Collected data entries
###
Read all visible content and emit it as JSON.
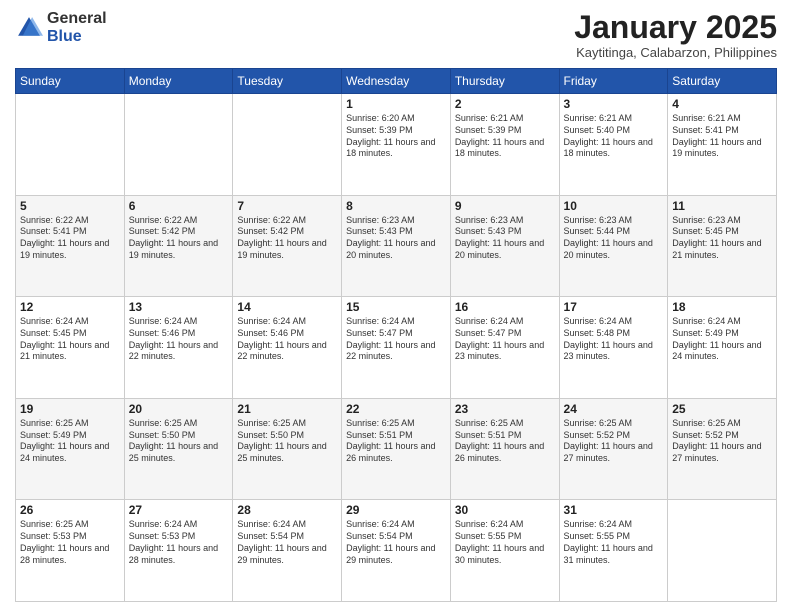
{
  "logo": {
    "general": "General",
    "blue": "Blue"
  },
  "header": {
    "month": "January 2025",
    "location": "Kaytitinga, Calabarzon, Philippines"
  },
  "days": [
    "Sunday",
    "Monday",
    "Tuesday",
    "Wednesday",
    "Thursday",
    "Friday",
    "Saturday"
  ],
  "weeks": [
    [
      {
        "day": "",
        "sunrise": "",
        "sunset": "",
        "daylight": ""
      },
      {
        "day": "",
        "sunrise": "",
        "sunset": "",
        "daylight": ""
      },
      {
        "day": "",
        "sunrise": "",
        "sunset": "",
        "daylight": ""
      },
      {
        "day": "1",
        "sunrise": "Sunrise: 6:20 AM",
        "sunset": "Sunset: 5:39 PM",
        "daylight": "Daylight: 11 hours and 18 minutes."
      },
      {
        "day": "2",
        "sunrise": "Sunrise: 6:21 AM",
        "sunset": "Sunset: 5:39 PM",
        "daylight": "Daylight: 11 hours and 18 minutes."
      },
      {
        "day": "3",
        "sunrise": "Sunrise: 6:21 AM",
        "sunset": "Sunset: 5:40 PM",
        "daylight": "Daylight: 11 hours and 18 minutes."
      },
      {
        "day": "4",
        "sunrise": "Sunrise: 6:21 AM",
        "sunset": "Sunset: 5:41 PM",
        "daylight": "Daylight: 11 hours and 19 minutes."
      }
    ],
    [
      {
        "day": "5",
        "sunrise": "Sunrise: 6:22 AM",
        "sunset": "Sunset: 5:41 PM",
        "daylight": "Daylight: 11 hours and 19 minutes."
      },
      {
        "day": "6",
        "sunrise": "Sunrise: 6:22 AM",
        "sunset": "Sunset: 5:42 PM",
        "daylight": "Daylight: 11 hours and 19 minutes."
      },
      {
        "day": "7",
        "sunrise": "Sunrise: 6:22 AM",
        "sunset": "Sunset: 5:42 PM",
        "daylight": "Daylight: 11 hours and 19 minutes."
      },
      {
        "day": "8",
        "sunrise": "Sunrise: 6:23 AM",
        "sunset": "Sunset: 5:43 PM",
        "daylight": "Daylight: 11 hours and 20 minutes."
      },
      {
        "day": "9",
        "sunrise": "Sunrise: 6:23 AM",
        "sunset": "Sunset: 5:43 PM",
        "daylight": "Daylight: 11 hours and 20 minutes."
      },
      {
        "day": "10",
        "sunrise": "Sunrise: 6:23 AM",
        "sunset": "Sunset: 5:44 PM",
        "daylight": "Daylight: 11 hours and 20 minutes."
      },
      {
        "day": "11",
        "sunrise": "Sunrise: 6:23 AM",
        "sunset": "Sunset: 5:45 PM",
        "daylight": "Daylight: 11 hours and 21 minutes."
      }
    ],
    [
      {
        "day": "12",
        "sunrise": "Sunrise: 6:24 AM",
        "sunset": "Sunset: 5:45 PM",
        "daylight": "Daylight: 11 hours and 21 minutes."
      },
      {
        "day": "13",
        "sunrise": "Sunrise: 6:24 AM",
        "sunset": "Sunset: 5:46 PM",
        "daylight": "Daylight: 11 hours and 22 minutes."
      },
      {
        "day": "14",
        "sunrise": "Sunrise: 6:24 AM",
        "sunset": "Sunset: 5:46 PM",
        "daylight": "Daylight: 11 hours and 22 minutes."
      },
      {
        "day": "15",
        "sunrise": "Sunrise: 6:24 AM",
        "sunset": "Sunset: 5:47 PM",
        "daylight": "Daylight: 11 hours and 22 minutes."
      },
      {
        "day": "16",
        "sunrise": "Sunrise: 6:24 AM",
        "sunset": "Sunset: 5:47 PM",
        "daylight": "Daylight: 11 hours and 23 minutes."
      },
      {
        "day": "17",
        "sunrise": "Sunrise: 6:24 AM",
        "sunset": "Sunset: 5:48 PM",
        "daylight": "Daylight: 11 hours and 23 minutes."
      },
      {
        "day": "18",
        "sunrise": "Sunrise: 6:24 AM",
        "sunset": "Sunset: 5:49 PM",
        "daylight": "Daylight: 11 hours and 24 minutes."
      }
    ],
    [
      {
        "day": "19",
        "sunrise": "Sunrise: 6:25 AM",
        "sunset": "Sunset: 5:49 PM",
        "daylight": "Daylight: 11 hours and 24 minutes."
      },
      {
        "day": "20",
        "sunrise": "Sunrise: 6:25 AM",
        "sunset": "Sunset: 5:50 PM",
        "daylight": "Daylight: 11 hours and 25 minutes."
      },
      {
        "day": "21",
        "sunrise": "Sunrise: 6:25 AM",
        "sunset": "Sunset: 5:50 PM",
        "daylight": "Daylight: 11 hours and 25 minutes."
      },
      {
        "day": "22",
        "sunrise": "Sunrise: 6:25 AM",
        "sunset": "Sunset: 5:51 PM",
        "daylight": "Daylight: 11 hours and 26 minutes."
      },
      {
        "day": "23",
        "sunrise": "Sunrise: 6:25 AM",
        "sunset": "Sunset: 5:51 PM",
        "daylight": "Daylight: 11 hours and 26 minutes."
      },
      {
        "day": "24",
        "sunrise": "Sunrise: 6:25 AM",
        "sunset": "Sunset: 5:52 PM",
        "daylight": "Daylight: 11 hours and 27 minutes."
      },
      {
        "day": "25",
        "sunrise": "Sunrise: 6:25 AM",
        "sunset": "Sunset: 5:52 PM",
        "daylight": "Daylight: 11 hours and 27 minutes."
      }
    ],
    [
      {
        "day": "26",
        "sunrise": "Sunrise: 6:25 AM",
        "sunset": "Sunset: 5:53 PM",
        "daylight": "Daylight: 11 hours and 28 minutes."
      },
      {
        "day": "27",
        "sunrise": "Sunrise: 6:24 AM",
        "sunset": "Sunset: 5:53 PM",
        "daylight": "Daylight: 11 hours and 28 minutes."
      },
      {
        "day": "28",
        "sunrise": "Sunrise: 6:24 AM",
        "sunset": "Sunset: 5:54 PM",
        "daylight": "Daylight: 11 hours and 29 minutes."
      },
      {
        "day": "29",
        "sunrise": "Sunrise: 6:24 AM",
        "sunset": "Sunset: 5:54 PM",
        "daylight": "Daylight: 11 hours and 29 minutes."
      },
      {
        "day": "30",
        "sunrise": "Sunrise: 6:24 AM",
        "sunset": "Sunset: 5:55 PM",
        "daylight": "Daylight: 11 hours and 30 minutes."
      },
      {
        "day": "31",
        "sunrise": "Sunrise: 6:24 AM",
        "sunset": "Sunset: 5:55 PM",
        "daylight": "Daylight: 11 hours and 31 minutes."
      },
      {
        "day": "",
        "sunrise": "",
        "sunset": "",
        "daylight": ""
      }
    ]
  ]
}
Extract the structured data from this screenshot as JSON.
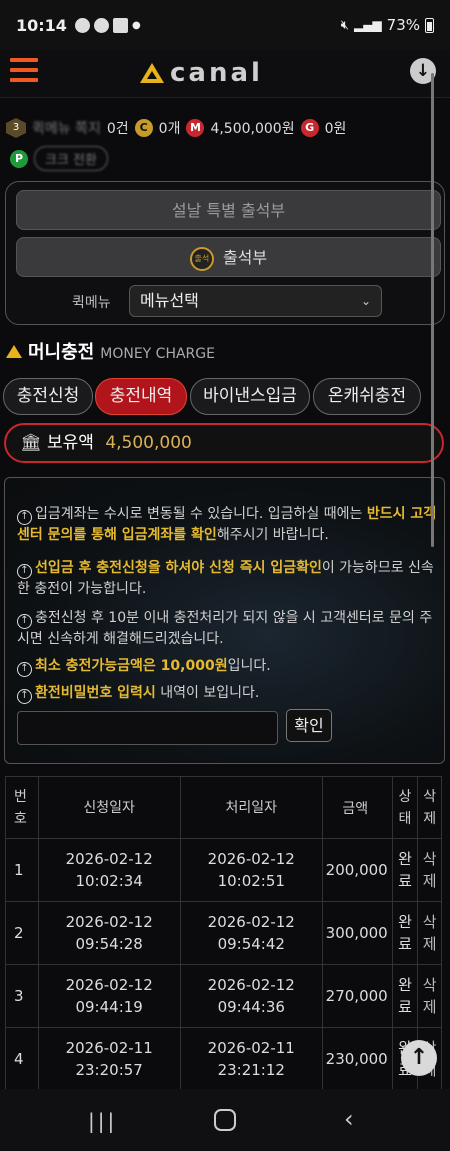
{
  "status_bar": {
    "time": "10:14",
    "battery": "73%"
  },
  "header": {
    "logo_text": "canal"
  },
  "info": {
    "blurred_menu": "퀵메뉴 쪽지",
    "notes": "0건",
    "coin": "0개",
    "money": "4,500,000원",
    "g_points": "0원",
    "row2_blurred": "크크 전환",
    "level": "3"
  },
  "menu": {
    "special_attendance": "설날 특별 출석부",
    "attendance": "출석부",
    "attendance_icon_text": "출석",
    "quick_label": "퀵메뉴",
    "quick_select": "메뉴선택"
  },
  "section": {
    "title": "머니충전",
    "subtitle": "MONEY CHARGE"
  },
  "tabs": [
    "충전신청",
    "충전내역",
    "바이낸스입금",
    "온캐쉬충전"
  ],
  "balance": {
    "label": "보유액",
    "value": "4,500,000"
  },
  "notice": {
    "n1_a": "입금계좌는 수시로 변동될 수 있습니다. 입금하실 때에는 ",
    "n1_hl": "반드시 고객센터 문의를 통해 입금계좌를 확인",
    "n1_b": "해주시기 바랍니다.",
    "n2_hl": "선입금 후 충전신청을 하셔야 신청 즉시 입금확인",
    "n2_b": "이 가능하므로 신속한 충전이 가능합니다.",
    "n3": "충전신청 후 10분 이내 충전처리가 되지 않을 시 고객센터로 문의 주시면 신속하게 해결해드리겠습니다.",
    "n4_hl": "최소 충전가능금액은 10,000원",
    "n4_b": "입니다.",
    "n5_hl": "환전비밀번호 입력시",
    "n5_b": " 내역이 보입니다.",
    "confirm": "확인"
  },
  "table": {
    "headers": {
      "no_1": "번",
      "no_2": "호",
      "req_date": "신청일자",
      "proc_date": "처리일자",
      "amount": "금액",
      "status_1": "상",
      "status_2": "태",
      "delete_1": "삭",
      "delete_2": "제"
    },
    "rows": [
      {
        "no": "1",
        "req_d": "2026-02-12",
        "req_t": "10:02:34",
        "proc_d": "2026-02-12",
        "proc_t": "10:02:51",
        "amount": "200,000",
        "st1": "완",
        "st2": "료",
        "del1": "삭",
        "del2": "제"
      },
      {
        "no": "2",
        "req_d": "2026-02-12",
        "req_t": "09:54:28",
        "proc_d": "2026-02-12",
        "proc_t": "09:54:42",
        "amount": "300,000",
        "st1": "완",
        "st2": "료",
        "del1": "삭",
        "del2": "제"
      },
      {
        "no": "3",
        "req_d": "2026-02-12",
        "req_t": "09:44:19",
        "proc_d": "2026-02-12",
        "proc_t": "09:44:36",
        "amount": "270,000",
        "st1": "완",
        "st2": "료",
        "del1": "삭",
        "del2": "제"
      },
      {
        "no": "4",
        "req_d": "2026-02-11",
        "req_t": "23:20:57",
        "proc_d": "2026-02-11",
        "proc_t": "23:21:12",
        "amount": "230,000",
        "st1": "완",
        "st2": "료",
        "del1": "삭",
        "del2": "제"
      }
    ]
  },
  "colors": {
    "accent": "#b1151b",
    "gold": "#e5b930",
    "logo": "#e9b31c",
    "menu_icon": "#f05a22"
  }
}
###
> _EXERCISE BRIEF_
Reply with the number of lines in the data that include the string "amount" and nothing else.

> _FINAL RESULT_
5